[Begin]

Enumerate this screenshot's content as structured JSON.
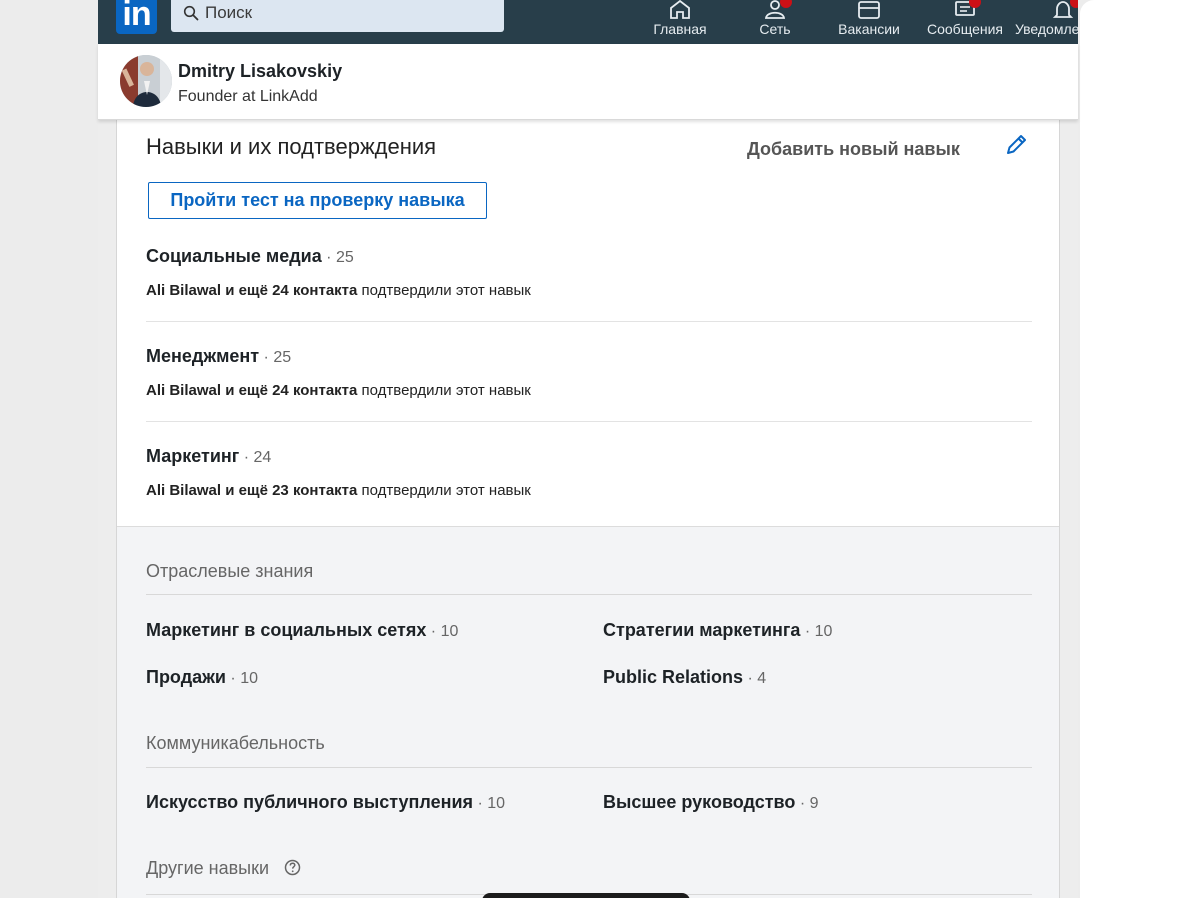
{
  "colors": {
    "navbar_bg": "#283e4a",
    "brand_blue": "#0a66c2",
    "badge_red": "#cc1016"
  },
  "navbar": {
    "logo_text": "in",
    "search_placeholder": "Поиск",
    "items": [
      {
        "label": "Главная",
        "icon": "home-icon",
        "badge": false
      },
      {
        "label": "Сеть",
        "icon": "network-icon",
        "badge": true
      },
      {
        "label": "Вакансии",
        "icon": "jobs-icon",
        "badge": false
      },
      {
        "label": "Сообщения",
        "icon": "messaging-icon",
        "badge": true
      },
      {
        "label": "Уведомле",
        "icon": "notifications-icon",
        "badge": true
      }
    ]
  },
  "profile": {
    "name": "Dmitry Lisakovskiy",
    "headline": "Founder at LinkAdd"
  },
  "skills_section": {
    "title": "Навыки и их подтверждения",
    "add_skill_label": "Добавить новый навык",
    "test_button_label": "Пройти тест на проверку навыка",
    "top_skills": [
      {
        "name": "Социальные медиа",
        "count": " · 25",
        "endorsers": "Ali Bilawal и ещё 24 контакта",
        "endorse_suffix": " подтвердили этот навык"
      },
      {
        "name": "Менеджмент",
        "count": " · 25",
        "endorsers": "Ali Bilawal и ещё 24 контакта",
        "endorse_suffix": " подтвердили этот навык"
      },
      {
        "name": "Маркетинг",
        "count": " · 24",
        "endorsers": "Ali Bilawal и ещё 23 контакта",
        "endorse_suffix": " подтвердили этот навык"
      }
    ],
    "categories": [
      {
        "title": "Отраслевые знания",
        "skills": [
          {
            "name": "Маркетинг в социальных сетях",
            "count": " · 10"
          },
          {
            "name": "Стратегии маркетинга",
            "count": " · 10"
          },
          {
            "name": "Продажи",
            "count": " · 10"
          },
          {
            "name": "Public Relations",
            "count": " · 4"
          }
        ]
      },
      {
        "title": "Коммуникабельность",
        "skills": [
          {
            "name": "Искусство публичного выступления",
            "count": " · 10"
          },
          {
            "name": "Высшее руководство",
            "count": " · 9"
          }
        ]
      },
      {
        "title": "Другие навыки",
        "skills": []
      }
    ]
  }
}
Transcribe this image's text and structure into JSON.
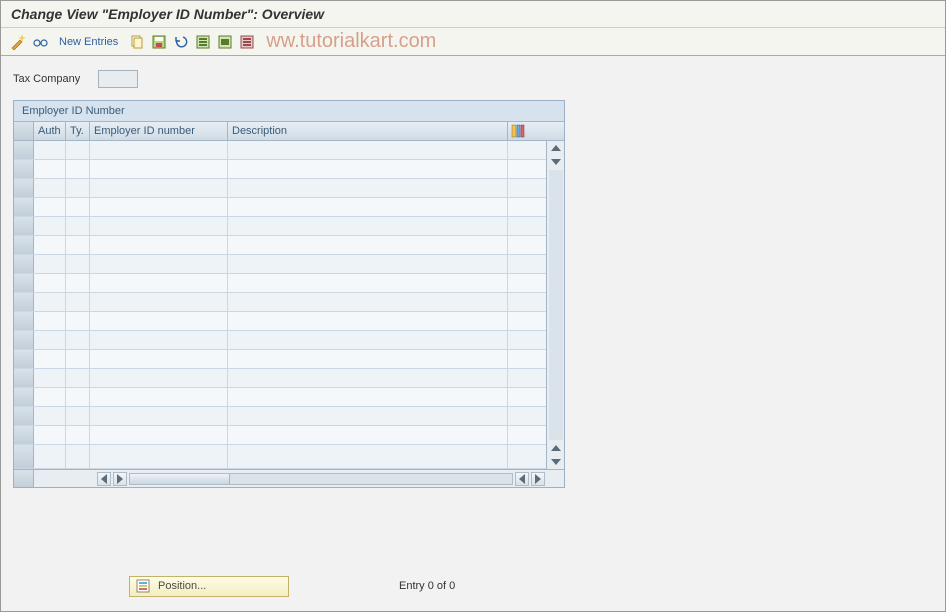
{
  "title": "Change View \"Employer ID Number\": Overview",
  "toolbar": {
    "new_entries_label": "New Entries"
  },
  "watermark_text": "ww.tutorialkart.com",
  "form": {
    "tax_company_label": "Tax Company",
    "tax_company_value": ""
  },
  "table": {
    "panel_title": "Employer ID Number",
    "columns": {
      "auth": "Auth",
      "ty": "Ty.",
      "ein": "Employer ID number",
      "desc": "Description"
    },
    "row_count": 17,
    "rows": []
  },
  "footer": {
    "position_label": "Position...",
    "entry_text": "Entry 0 of 0"
  },
  "icons": {
    "wand": "wand-icon",
    "glasses": "glasses-icon",
    "copy": "copy-icon",
    "save_variant": "save-variant-icon",
    "undo": "undo-icon",
    "select_all": "select-all-icon",
    "select_block": "select-block-icon",
    "deselect": "deselect-icon",
    "config": "table-settings-icon",
    "position": "position-icon"
  }
}
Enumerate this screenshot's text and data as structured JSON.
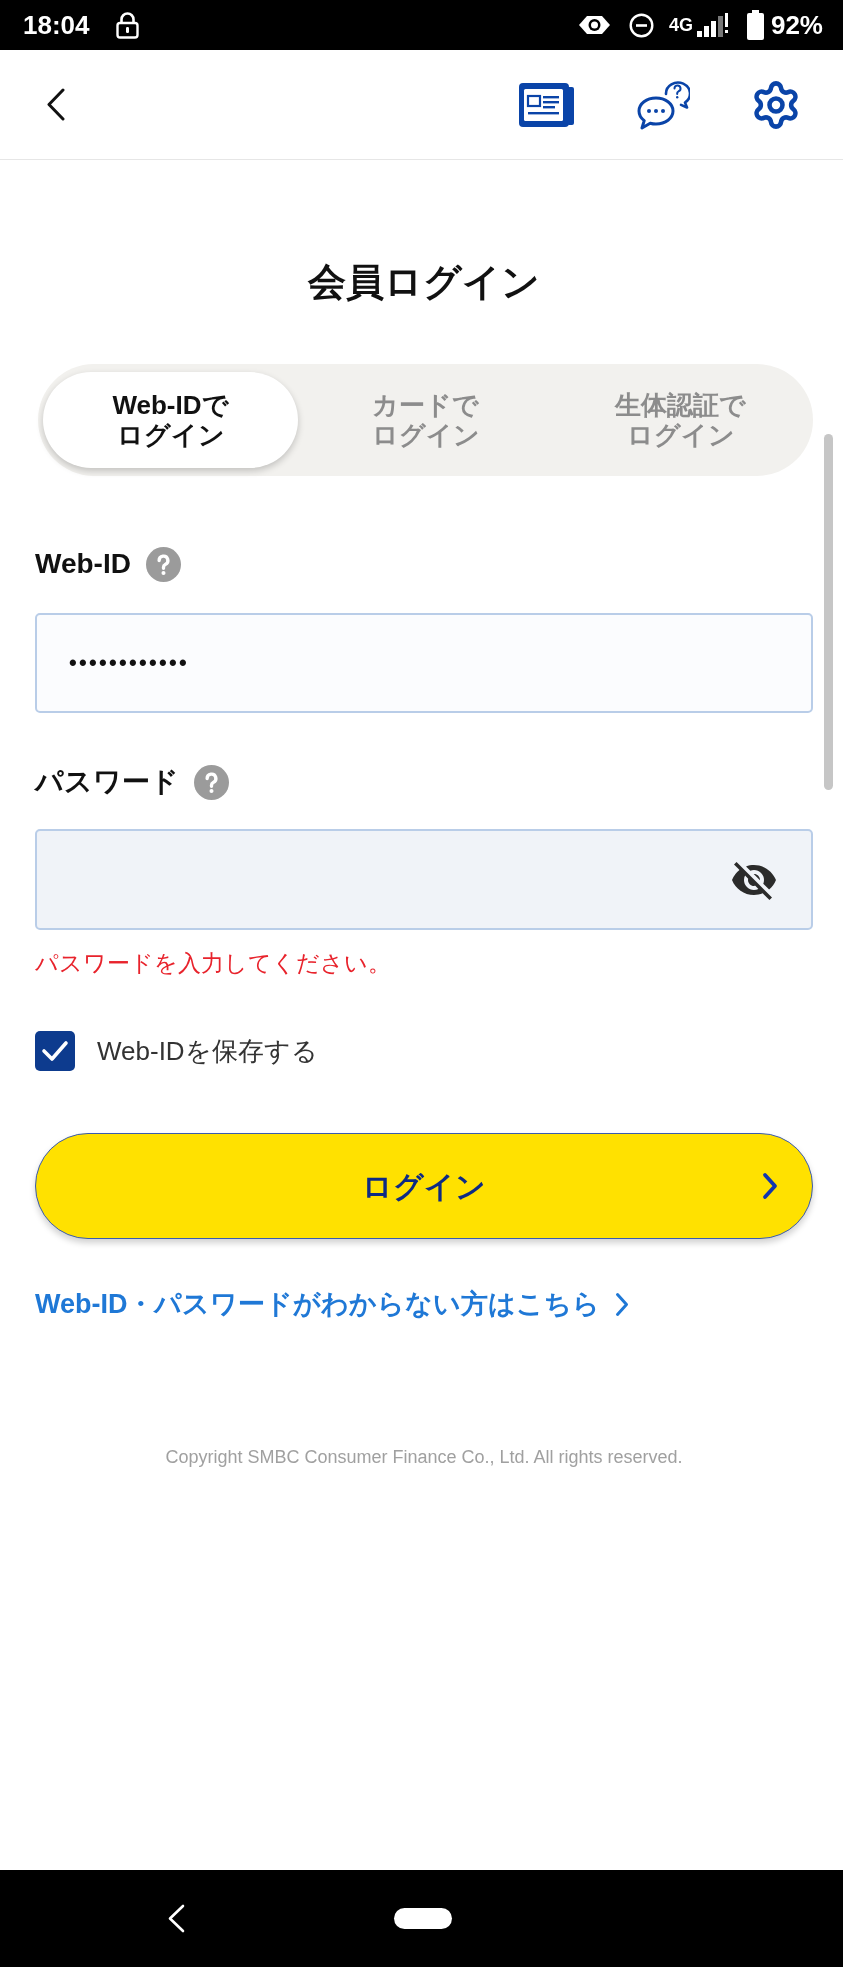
{
  "status_bar": {
    "time": "18:04",
    "network": "4G",
    "battery": "92%"
  },
  "title": "会員ログイン",
  "tabs": [
    {
      "lines": [
        "Web-IDで",
        "ログイン"
      ],
      "selected": true
    },
    {
      "lines": [
        "カードで",
        "ログイン"
      ],
      "selected": false
    },
    {
      "lines": [
        "生体認証で",
        "ログイン"
      ],
      "selected": false
    }
  ],
  "fields": [
    {
      "kind": "text",
      "label": "Web-ID",
      "value": "••••••••••••"
    },
    {
      "kind": "password",
      "label": "パスワード",
      "error": "パスワードを入力してください。"
    }
  ],
  "save_id": {
    "label": "Web-IDを保存する",
    "checked": true
  },
  "login_button": {
    "label": "ログイン"
  },
  "help_link": {
    "label": "Web-ID・パスワードがわからない方はこちら"
  },
  "copyright": "Copyright SMBC Consumer Finance Co., Ltd. All rights reserved."
}
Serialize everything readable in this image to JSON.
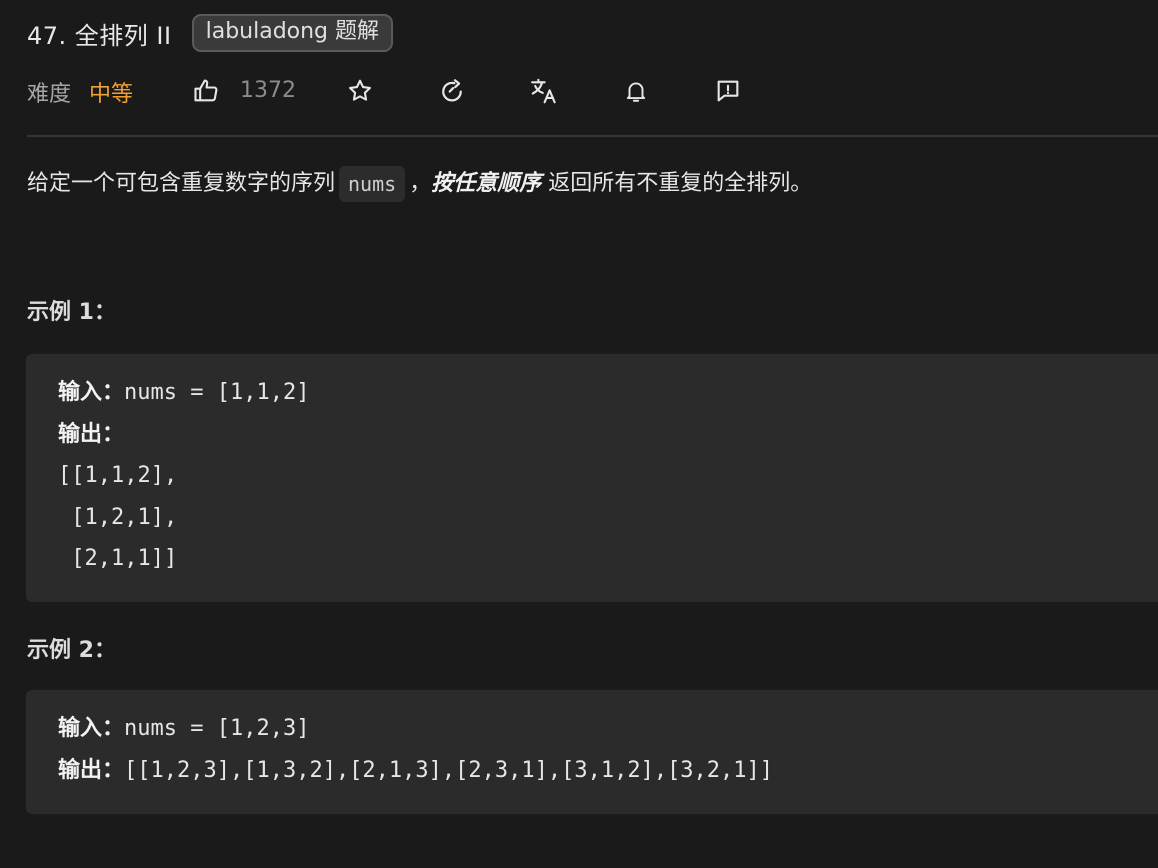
{
  "header": {
    "title": "47. 全排列 II",
    "tag_badge": "labuladong 题解"
  },
  "meta": {
    "difficulty_label": "难度",
    "difficulty_value": "中等",
    "difficulty_color": "#f0a030",
    "like_count": "1372",
    "icons": [
      "thumbs-up-icon",
      "star-icon",
      "refresh-icon",
      "translate-icon",
      "bell-icon",
      "feedback-icon"
    ]
  },
  "description": {
    "prefix": "给定一个可包含重复数字的序列",
    "code": "nums",
    "comma": "，",
    "emphasis": "按任意顺序",
    "suffix": "返回所有不重复的全排列。"
  },
  "examples": [
    {
      "heading": "示例 1：",
      "input_label": "输入：",
      "input_value": "nums = [1,1,2]",
      "output_label": "输出：",
      "output_lines": [
        "[[1,1,2],",
        " [1,2,1],",
        " [2,1,1]]"
      ]
    },
    {
      "heading": "示例 2：",
      "input_label": "输入：",
      "input_value": "nums = [1,2,3]",
      "output_label": "输出：",
      "output_value": "[[1,2,3],[1,3,2],[2,1,3],[2,3,1],[3,1,2],[3,2,1]]"
    }
  ]
}
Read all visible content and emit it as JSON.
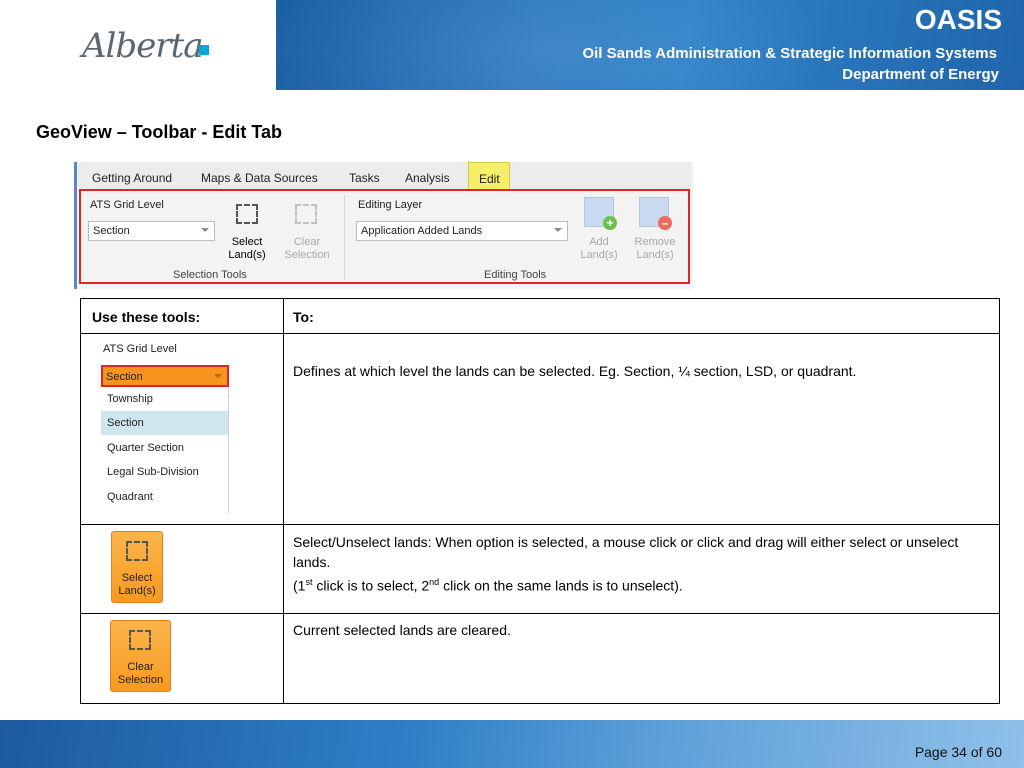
{
  "header": {
    "logo_text": "Alberta",
    "brand": "OASIS",
    "subtitle1": "Oil Sands Administration & Strategic Information Systems",
    "subtitle2": "Department of Energy",
    "colors": {
      "header_blue": "#2a78bf",
      "logo_accent": "#00aad2"
    }
  },
  "page_title": "GeoView – Toolbar - Edit Tab",
  "toolbar": {
    "tabs": [
      "Getting Around",
      "Maps & Data Sources",
      "Tasks",
      "Analysis",
      "Edit"
    ],
    "active_tab": "Edit",
    "ats_label": "ATS Grid Level",
    "ats_value": "Section",
    "select_button": "Select\nLand(s)",
    "select_line1": "Select",
    "select_line2": "Land(s)",
    "clear_line1": "Clear",
    "clear_line2": "Selection",
    "selection_group": "Selection Tools",
    "editing_layer_label": "Editing Layer",
    "editing_layer_value": "Application Added Lands",
    "add_line1": "Add",
    "add_line2": "Land(s)",
    "remove_line1": "Remove",
    "remove_line2": "Land(s)",
    "editing_group": "Editing Tools",
    "colors": {
      "active_tab": "#f7ee6b",
      "highlight_border": "#e0242c"
    }
  },
  "table": {
    "headers": [
      "Use these tools:",
      "To:"
    ],
    "dropdown": {
      "title": "ATS Grid Level",
      "selected": "Section",
      "options": [
        "Township",
        "Section",
        "Quarter Section",
        "Legal Sub-Division",
        "Quadrant"
      ]
    },
    "rows": [
      {
        "text": "Defines at which level the lands can be selected. Eg. Section, ¼ section, LSD, or quadrant."
      },
      {
        "button_line1": "Select",
        "button_line2": "Land(s)",
        "text_line1": "Select/Unselect lands:  When option is selected, a mouse click or click and drag will either select or unselect lands.",
        "text_line2_a": "(1",
        "text_line2_sup1": "st",
        "text_line2_b": " click is to select, 2",
        "text_line2_sup2": "nd",
        "text_line2_c": " click on the same lands is to unselect)."
      },
      {
        "button_line1": "Clear",
        "button_line2": "Selection",
        "text": "Current selected lands are cleared."
      }
    ],
    "colors": {
      "orange_button": "#f79a1f",
      "dropdown_selected": "#cfe6ef"
    }
  },
  "footer": {
    "page": "Page 34 of 60"
  }
}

[End]

> What needs to be done
Pull out each line of the listing that holds the string "Grid".

> Correct output
    "ats_label": "ATS Grid Level",
      "title": "ATS Grid Level",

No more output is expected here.